= SOURCE MATERIAL =
= = = =
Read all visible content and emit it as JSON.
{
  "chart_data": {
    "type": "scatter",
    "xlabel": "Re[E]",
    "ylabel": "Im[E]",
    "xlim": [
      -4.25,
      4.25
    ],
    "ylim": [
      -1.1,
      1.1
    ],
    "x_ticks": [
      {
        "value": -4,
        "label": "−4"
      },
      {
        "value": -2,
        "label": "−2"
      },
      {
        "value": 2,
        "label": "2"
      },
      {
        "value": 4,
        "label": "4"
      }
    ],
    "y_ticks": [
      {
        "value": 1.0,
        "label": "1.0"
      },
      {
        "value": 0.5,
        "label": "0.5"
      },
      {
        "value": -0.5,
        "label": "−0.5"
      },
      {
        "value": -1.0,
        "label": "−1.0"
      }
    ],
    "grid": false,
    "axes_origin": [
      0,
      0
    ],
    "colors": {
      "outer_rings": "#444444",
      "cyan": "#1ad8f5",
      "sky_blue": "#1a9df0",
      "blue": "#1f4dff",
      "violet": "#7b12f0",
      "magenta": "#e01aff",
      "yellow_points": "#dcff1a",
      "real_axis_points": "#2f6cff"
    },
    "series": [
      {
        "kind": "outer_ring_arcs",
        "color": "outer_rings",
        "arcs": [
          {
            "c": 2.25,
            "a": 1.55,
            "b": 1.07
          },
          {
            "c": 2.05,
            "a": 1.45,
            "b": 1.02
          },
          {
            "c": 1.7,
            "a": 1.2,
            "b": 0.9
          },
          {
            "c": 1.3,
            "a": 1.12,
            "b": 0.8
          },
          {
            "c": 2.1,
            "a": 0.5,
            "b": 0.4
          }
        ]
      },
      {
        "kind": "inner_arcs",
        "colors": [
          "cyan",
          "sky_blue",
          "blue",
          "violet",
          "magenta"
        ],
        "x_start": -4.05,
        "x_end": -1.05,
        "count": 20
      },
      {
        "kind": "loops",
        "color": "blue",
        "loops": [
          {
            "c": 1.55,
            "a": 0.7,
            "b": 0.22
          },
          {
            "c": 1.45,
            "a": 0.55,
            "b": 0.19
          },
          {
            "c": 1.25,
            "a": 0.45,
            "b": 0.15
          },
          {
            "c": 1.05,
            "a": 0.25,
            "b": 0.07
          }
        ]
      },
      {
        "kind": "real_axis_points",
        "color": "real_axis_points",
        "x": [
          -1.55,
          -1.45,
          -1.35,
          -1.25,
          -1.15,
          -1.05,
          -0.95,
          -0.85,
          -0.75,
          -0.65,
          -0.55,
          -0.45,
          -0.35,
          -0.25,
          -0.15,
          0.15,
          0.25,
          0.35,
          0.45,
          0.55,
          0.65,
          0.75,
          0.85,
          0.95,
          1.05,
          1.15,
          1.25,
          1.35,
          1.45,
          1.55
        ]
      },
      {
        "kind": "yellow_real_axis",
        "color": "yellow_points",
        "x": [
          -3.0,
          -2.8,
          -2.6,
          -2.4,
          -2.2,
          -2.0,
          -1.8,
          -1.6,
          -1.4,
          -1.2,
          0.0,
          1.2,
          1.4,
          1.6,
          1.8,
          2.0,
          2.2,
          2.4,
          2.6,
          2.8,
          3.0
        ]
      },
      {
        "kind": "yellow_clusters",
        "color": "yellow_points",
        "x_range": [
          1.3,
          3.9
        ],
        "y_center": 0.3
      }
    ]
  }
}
= = = =
= TASK TO CARRY OUT =
Output each record precisely as given.

= FINAL ANSWER =
Read all visible content and emit it as JSON.
{
  "chart_data": {
    "type": "scatter",
    "xlabel": "Re[E]",
    "ylabel": "Im[E]",
    "xlim": [
      -4.25,
      4.25
    ],
    "ylim": [
      -1.1,
      1.1
    ],
    "x_ticks": [
      {
        "value": -4,
        "label": "−4"
      },
      {
        "value": -2,
        "label": "−2"
      },
      {
        "value": 2,
        "label": "2"
      },
      {
        "value": 4,
        "label": "4"
      }
    ],
    "y_ticks": [
      {
        "value": 1.0,
        "label": "1.0"
      },
      {
        "value": 0.5,
        "label": "0.5"
      },
      {
        "value": -0.5,
        "label": "−0.5"
      },
      {
        "value": -1.0,
        "label": "−1.0"
      }
    ],
    "grid": false,
    "axes_origin": [
      0,
      0
    ],
    "colors": {
      "outer_rings": "#444444",
      "cyan": "#1ad8f5",
      "sky_blue": "#1a9df0",
      "blue": "#1f4dff",
      "violet": "#7b12f0",
      "magenta": "#e01aff",
      "yellow_points": "#dcff1a",
      "real_axis_points": "#2f6cff"
    },
    "series": [
      {
        "kind": "outer_ring_arcs",
        "color": "outer_rings",
        "arcs": [
          {
            "c": 2.25,
            "a": 1.55,
            "b": 1.07
          },
          {
            "c": 2.05,
            "a": 1.45,
            "b": 1.02
          },
          {
            "c": 1.7,
            "a": 1.2,
            "b": 0.9
          },
          {
            "c": 1.3,
            "a": 1.12,
            "b": 0.8
          },
          {
            "c": 2.1,
            "a": 0.5,
            "b": 0.4
          }
        ]
      },
      {
        "kind": "inner_arcs",
        "colors": [
          "cyan",
          "sky_blue",
          "blue",
          "violet",
          "magenta"
        ],
        "x_start": -4.05,
        "x_end": -1.05,
        "count": 20
      },
      {
        "kind": "loops",
        "color": "blue",
        "loops": [
          {
            "c": 1.55,
            "a": 0.7,
            "b": 0.22
          },
          {
            "c": 1.45,
            "a": 0.55,
            "b": 0.19
          },
          {
            "c": 1.25,
            "a": 0.45,
            "b": 0.15
          },
          {
            "c": 1.05,
            "a": 0.25,
            "b": 0.07
          }
        ]
      },
      {
        "kind": "real_axis_points",
        "color": "real_axis_points",
        "x": [
          -1.55,
          -1.45,
          -1.35,
          -1.25,
          -1.15,
          -1.05,
          -0.95,
          -0.85,
          -0.75,
          -0.65,
          -0.55,
          -0.45,
          -0.35,
          -0.25,
          -0.15,
          0.15,
          0.25,
          0.35,
          0.45,
          0.55,
          0.65,
          0.75,
          0.85,
          0.95,
          1.05,
          1.15,
          1.25,
          1.35,
          1.45,
          1.55
        ]
      },
      {
        "kind": "yellow_real_axis",
        "color": "yellow_points",
        "x": [
          -3.0,
          -2.8,
          -2.6,
          -2.4,
          -2.2,
          -2.0,
          -1.8,
          -1.6,
          -1.4,
          -1.2,
          0.0,
          1.2,
          1.4,
          1.6,
          1.8,
          2.0,
          2.2,
          2.4,
          2.6,
          2.8,
          3.0
        ]
      },
      {
        "kind": "yellow_clusters",
        "color": "yellow_points",
        "x_range": [
          1.3,
          3.9
        ],
        "y_center": 0.3
      }
    ]
  }
}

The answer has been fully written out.